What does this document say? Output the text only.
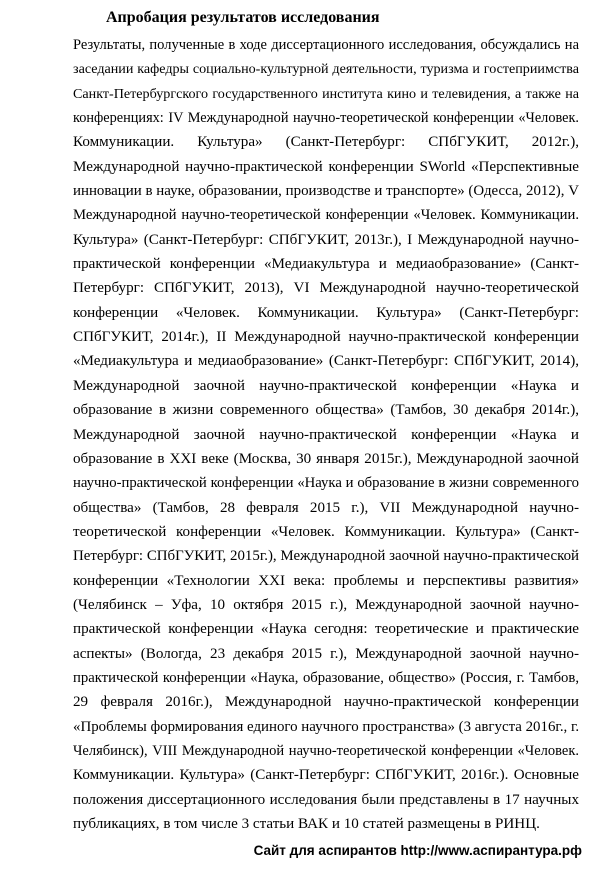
Апробация результатов исследования
Результаты, полученные в ходе диссертационного исследования, обсуждались на
заседании кафедры социально-культурной деятельности, туризма и гостеприимства
Санкт-Петербургского государственного института кино и телевидения, а также на
конференциях: IV Международной научно-теоретической конференции «Человек.
Коммуникации. Культура» (Санкт-Петербург: СПбГУКИТ, 2012г.),
Международной научно-практической конференции SWorld «Перспективные
инновации в науке, образовании, производстве и транспорте» (Одесса, 2012), V
Международной научно-теоретической конференции «Человек. Коммуникации.
Культура» (Санкт-Петербург: СПбГУКИТ, 2013г.), I Международной научно-
практической конференции «Медиакультура и медиаобразование» (Санкт-
Петербург: СПбГУКИТ, 2013), VI Международной научно-теоретической
конференции «Человек. Коммуникации. Культура» (Санкт-Петербург:
СПбГУКИТ, 2014г.), II Международной научно-практической конференции
«Медиакультура и медиаобразование» (Санкт-Петербург: СПбГУКИТ, 2014),
Международной заочной научно-практической конференции «Наука и
образование в жизни современного общества» (Тамбов, 30 декабря 2014г.),
Международной заочной научно-практической конференции «Наука и
образование в XXI веке (Москва, 30 января 2015г.), Международной заочной
научно-практической конференции «Наука и образование в жизни современного
общества» (Тамбов, 28 февраля 2015 г.), VII Международной научно-
теоретической конференции «Человек. Коммуникации. Культура» (Санкт-
Петербург: СПбГУКИТ, 2015г.), Международной заочной научно-практической
конференции «Технологии XXI века: проблемы и перспективы развития»
(Челябинск – Уфа, 10 октября 2015 г.), Международной заочной научно-
практической конференции «Наука сегодня: теоретические и практические
аспекты» (Вологда, 23 декабря 2015 г.), Международной заочной научно-
практической конференции «Наука, образование, общество» (Россия, г. Тамбов,
29 февраля 2016г.), Международной научно-практической конференции
«Проблемы формирования единого научного пространства» (3 августа 2016г., г.
Челябинск), VIII Международной научно-теоретической конференции «Человек.
Коммуникации. Культура» (Санкт-Петербург: СПбГУКИТ, 2016г.). Основные
положения диссертационного исследования были представлены в 17 научных
публикациях, в том числе 3 статьи ВАК и 10 статей размещены в РИНЦ.
Сайт для аспирантов http://www.аспирантура.рф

++++++++

- [WORK REQUIRED]:
Output the data above without changes, apart from leaving out the pictures.

- [SOLUTION TO THIS EXERCISE]:
What does this document say? Output the text only.
Апробация результатов исследования
Результаты, полученные в ходе диссертационного исследования, обсуждались на
заседании кафедры социально-культурной деятельности, туризма и гостеприимства
Санкт-Петербургского государственного института кино и телевидения, а также на
конференциях: IV Международной научно-теоретической конференции «Человек.
Коммуникации. Культура» (Санкт-Петербург: СПбГУКИТ, 2012г.),
Международной научно-практической конференции SWorld «Перспективные
инновации в науке, образовании, производстве и транспорте» (Одесса, 2012), V
Международной научно-теоретической конференции «Человек. Коммуникации.
Культура» (Санкт-Петербург: СПбГУКИТ, 2013г.), I Международной научно-
практической конференции «Медиакультура и медиаобразование» (Санкт-
Петербург: СПбГУКИТ, 2013), VI Международной научно-теоретической
конференции «Человек. Коммуникации. Культура» (Санкт-Петербург:
СПбГУКИТ, 2014г.), II Международной научно-практической конференции
«Медиакультура и медиаобразование» (Санкт-Петербург: СПбГУКИТ, 2014),
Международной заочной научно-практической конференции «Наука и
образование в жизни современного общества» (Тамбов, 30 декабря 2014г.),
Международной заочной научно-практической конференции «Наука и
образование в XXI веке (Москва, 30 января 2015г.), Международной заочной
научно-практической конференции «Наука и образование в жизни современного
общества» (Тамбов, 28 февраля 2015 г.), VII Международной научно-
теоретической конференции «Человек. Коммуникации. Культура» (Санкт-
Петербург: СПбГУКИТ, 2015г.), Международной заочной научно-практической
конференции «Технологии XXI века: проблемы и перспективы развития»
(Челябинск – Уфа, 10 октября 2015 г.), Международной заочной научно-
практической конференции «Наука сегодня: теоретические и практические
аспекты» (Вологда, 23 декабря 2015 г.), Международной заочной научно-
практической конференции «Наука, образование, общество» (Россия, г. Тамбов,
29 февраля 2016г.), Международной научно-практической конференции
«Проблемы формирования единого научного пространства» (3 августа 2016г., г.
Челябинск), VIII Международной научно-теоретической конференции «Человек.
Коммуникации. Культура» (Санкт-Петербург: СПбГУКИТ, 2016г.). Основные
положения диссертационного исследования были представлены в 17 научных
публикациях, в том числе 3 статьи ВАК и 10 статей размещены в РИНЦ.
Сайт для аспирантов http://www.аспирантура.рф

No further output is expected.